* **SUPPLIED PASSAGE**:
In the past twenty years, Indian women of reproductive age have faced a notably higher prevalence of anemia compared to the global average – about 20% more. While globally one in three women suffers from anemia, in India, the number rises to one in two.
The primary cause of anemia is iron deficiency, though deficiencies in folate, Vitamin B12, and Vitamin A also contribute. Anemia’s impact is far-reaching, affecting physical, social, and economic aspects of life. Symptoms include fatigue and stress, leading to reduced productivity. Chronic anemia can cause severe health issues like cardiac failure and even death.

Pregnant women are particularly at risk, needing an extra 15 milligrams of iron daily. A deficiency heightens the risk of maternal mortality. India’s statistics in maternal health due to anemia are alarming, with 80% of Southeast Asia’s anemia-related maternal deaths occurring in India.
India has implemented various national schemes to combat nutrition and anemia issues, such as the Integrated Child Development Services (ICDS), National Nutritional Anaemia Prophylaxis Programme (NNAPP), and Anaemia Mukt Bharat (AMB) strategy. Despite these efforts, the latest National Family Health Survey (NFHS-5, 2018-19) indicates that anemia is still prevalent in Indian women, with increases in certain states compared to the previous survey (NFHS-4).

Let’s explore the societal behaviors that perpetuate these health challenges:
- Undernourishment from Birth: In patriarchal societies, girl children often face discrimination, receiving less breastfeeding and food supplements than boys. This leads to long-term health issues, including anemia. Women typically eat last in households, often leaving them with insufficient iron and protein, which is compounded by blood loss during menstruation and poor absorption due to Vitamin B12 deficiency and hookworm infections.
- Perception of Anemia: Many women and communities lack awareness about anemia’s severity. While clinical terms are not well-known, symptoms like weakness and paleness are recognized. Studies reveal various local terms for anemia across India, reflecting a normalization of weakness, especially during pregnancy, which often goes untreated until it becomes severe.

* **TASKS FOR THIS EXERCISE**:
A – Answer these from the passage on anemia among Indian women:
(i) How many women in India suffer from anemia?
(ii) How much extra iron do pregnant women need each day?
(iii) Which survey indicates that anemia is still prevalent in Indian women?
B – Extend the passage on anemia among Indian women past its final sentence.

* **MATERIAL SUPPLIED**:
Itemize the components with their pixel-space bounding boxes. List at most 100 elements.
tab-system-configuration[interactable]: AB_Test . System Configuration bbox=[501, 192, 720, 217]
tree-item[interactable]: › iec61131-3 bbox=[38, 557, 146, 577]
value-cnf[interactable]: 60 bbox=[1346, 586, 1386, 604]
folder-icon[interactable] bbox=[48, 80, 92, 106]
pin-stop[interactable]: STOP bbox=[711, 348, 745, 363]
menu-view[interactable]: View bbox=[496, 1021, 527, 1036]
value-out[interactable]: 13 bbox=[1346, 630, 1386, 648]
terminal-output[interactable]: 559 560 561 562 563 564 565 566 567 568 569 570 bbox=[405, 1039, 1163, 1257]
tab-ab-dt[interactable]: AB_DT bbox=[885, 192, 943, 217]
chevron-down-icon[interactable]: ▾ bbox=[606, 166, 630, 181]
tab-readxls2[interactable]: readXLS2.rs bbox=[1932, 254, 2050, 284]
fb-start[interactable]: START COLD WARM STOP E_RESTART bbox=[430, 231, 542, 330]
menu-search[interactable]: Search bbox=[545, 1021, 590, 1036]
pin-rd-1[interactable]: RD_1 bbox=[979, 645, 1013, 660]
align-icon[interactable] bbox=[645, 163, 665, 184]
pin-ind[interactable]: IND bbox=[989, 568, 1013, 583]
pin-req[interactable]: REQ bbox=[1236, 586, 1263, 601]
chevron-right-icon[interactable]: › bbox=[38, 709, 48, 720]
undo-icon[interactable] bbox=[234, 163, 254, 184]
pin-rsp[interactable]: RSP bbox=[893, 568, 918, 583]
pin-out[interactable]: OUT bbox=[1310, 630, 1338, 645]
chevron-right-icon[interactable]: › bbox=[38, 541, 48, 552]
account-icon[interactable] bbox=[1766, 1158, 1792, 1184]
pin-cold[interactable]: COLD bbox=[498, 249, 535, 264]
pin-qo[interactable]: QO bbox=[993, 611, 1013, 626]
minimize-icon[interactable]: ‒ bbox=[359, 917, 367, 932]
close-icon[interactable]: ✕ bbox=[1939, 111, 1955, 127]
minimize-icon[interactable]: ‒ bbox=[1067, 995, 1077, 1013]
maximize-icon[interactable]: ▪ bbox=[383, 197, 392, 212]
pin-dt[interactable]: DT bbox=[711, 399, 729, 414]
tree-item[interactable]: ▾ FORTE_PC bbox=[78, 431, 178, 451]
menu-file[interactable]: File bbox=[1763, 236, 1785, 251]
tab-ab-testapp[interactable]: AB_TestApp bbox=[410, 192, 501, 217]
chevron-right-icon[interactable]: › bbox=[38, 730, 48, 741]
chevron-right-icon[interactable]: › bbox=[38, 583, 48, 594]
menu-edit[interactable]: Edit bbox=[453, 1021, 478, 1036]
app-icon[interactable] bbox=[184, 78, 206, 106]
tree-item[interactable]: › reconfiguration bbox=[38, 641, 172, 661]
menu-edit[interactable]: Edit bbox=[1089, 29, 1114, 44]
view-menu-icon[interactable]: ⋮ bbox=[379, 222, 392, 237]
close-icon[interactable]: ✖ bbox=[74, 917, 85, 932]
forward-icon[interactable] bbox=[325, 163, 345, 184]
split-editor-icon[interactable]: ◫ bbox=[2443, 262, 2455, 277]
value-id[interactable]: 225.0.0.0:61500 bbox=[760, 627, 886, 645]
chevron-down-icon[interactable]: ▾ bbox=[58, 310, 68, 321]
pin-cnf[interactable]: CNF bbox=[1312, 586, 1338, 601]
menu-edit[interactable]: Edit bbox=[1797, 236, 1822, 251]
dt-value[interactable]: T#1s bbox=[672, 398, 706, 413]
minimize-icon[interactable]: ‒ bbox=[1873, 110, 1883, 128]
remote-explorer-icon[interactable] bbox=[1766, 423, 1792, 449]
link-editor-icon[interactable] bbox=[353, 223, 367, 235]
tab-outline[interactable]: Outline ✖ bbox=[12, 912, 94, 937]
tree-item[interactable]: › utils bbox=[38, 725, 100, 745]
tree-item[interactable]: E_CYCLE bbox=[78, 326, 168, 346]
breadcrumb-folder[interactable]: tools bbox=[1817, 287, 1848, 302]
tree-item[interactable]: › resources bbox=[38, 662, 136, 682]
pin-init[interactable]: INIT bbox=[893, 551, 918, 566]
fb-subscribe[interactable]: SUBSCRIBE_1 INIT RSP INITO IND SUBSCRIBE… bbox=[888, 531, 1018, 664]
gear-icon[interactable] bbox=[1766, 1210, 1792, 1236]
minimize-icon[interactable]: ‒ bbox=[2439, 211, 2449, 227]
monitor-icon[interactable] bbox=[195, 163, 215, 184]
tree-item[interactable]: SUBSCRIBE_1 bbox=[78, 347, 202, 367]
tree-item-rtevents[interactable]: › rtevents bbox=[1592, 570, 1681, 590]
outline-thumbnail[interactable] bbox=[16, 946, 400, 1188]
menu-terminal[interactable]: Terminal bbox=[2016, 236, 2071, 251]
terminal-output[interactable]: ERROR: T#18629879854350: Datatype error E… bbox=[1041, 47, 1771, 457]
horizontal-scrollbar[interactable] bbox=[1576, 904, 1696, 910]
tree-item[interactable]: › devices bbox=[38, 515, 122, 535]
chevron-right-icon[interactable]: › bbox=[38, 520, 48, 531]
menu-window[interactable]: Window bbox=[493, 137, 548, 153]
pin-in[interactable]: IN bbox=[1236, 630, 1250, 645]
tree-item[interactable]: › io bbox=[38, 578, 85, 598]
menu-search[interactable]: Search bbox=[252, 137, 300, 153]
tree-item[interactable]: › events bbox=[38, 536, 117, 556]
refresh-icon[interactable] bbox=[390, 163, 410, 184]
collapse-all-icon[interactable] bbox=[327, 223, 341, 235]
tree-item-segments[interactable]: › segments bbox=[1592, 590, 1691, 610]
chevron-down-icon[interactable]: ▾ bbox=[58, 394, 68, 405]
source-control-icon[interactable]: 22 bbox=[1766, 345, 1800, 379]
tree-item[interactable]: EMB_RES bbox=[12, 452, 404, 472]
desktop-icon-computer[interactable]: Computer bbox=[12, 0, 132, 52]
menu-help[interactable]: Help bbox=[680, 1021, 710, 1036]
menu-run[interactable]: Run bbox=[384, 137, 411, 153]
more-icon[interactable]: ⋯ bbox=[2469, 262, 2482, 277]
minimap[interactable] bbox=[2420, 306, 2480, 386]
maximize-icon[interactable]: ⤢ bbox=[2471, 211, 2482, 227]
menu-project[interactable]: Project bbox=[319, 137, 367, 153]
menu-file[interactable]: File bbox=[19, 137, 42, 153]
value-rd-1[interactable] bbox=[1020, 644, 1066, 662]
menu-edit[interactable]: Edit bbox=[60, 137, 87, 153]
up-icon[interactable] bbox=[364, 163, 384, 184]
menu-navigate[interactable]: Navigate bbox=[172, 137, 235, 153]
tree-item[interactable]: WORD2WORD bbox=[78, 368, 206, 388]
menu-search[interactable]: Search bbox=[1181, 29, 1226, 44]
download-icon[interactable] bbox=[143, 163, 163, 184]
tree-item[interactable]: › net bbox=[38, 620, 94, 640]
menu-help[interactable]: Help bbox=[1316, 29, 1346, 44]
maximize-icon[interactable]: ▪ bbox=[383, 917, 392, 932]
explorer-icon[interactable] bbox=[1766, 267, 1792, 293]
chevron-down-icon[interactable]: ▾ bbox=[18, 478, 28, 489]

* **RESPONSES BY ITEM NUMBER**:
A –
(i) One in two.
(ii) An extra 15 milligrams.
(iii) The latest National Family Health Survey (NFHS-5, 2018-19).

B –
- Inadequate Uptake of IFA Tablets: Health programs like ICDS provide Iron Folic Acid (IFA) tablets to pregnant women. However, NFHS-5 data shows a gap between tablet availability and actual consumption, suggesting low compliance rates.
- Misinformation About IFA Tablets: Misunderstandings about the importance of IFA tablets, side effects, and doubts about their effectiveness often discourage women from following through with the treatment.
- Lack of Agency: Many women don’t receive necessary antenatal care, including IFA tablets, due to family indifference or cost concerns. Decisions about women’s health are often made by spouses or families, restricting women’s access to care until their condition becomes critical.

To counter these issues, health policies must:
- Address nutrition needs throughout a woman’s life, starting from infancy to tackle the root of anemia.
- Challenge son preference and gender biases through strategic behavior change communications.
- Introduce interventions that recognize and address social norms limiting women’s agency in health and nutrition, ensuring women’s access to essential health care and information.
By addressing these behavioral factors, India can move closer to its goal of eliminating anemia and improving women’s health nationwide.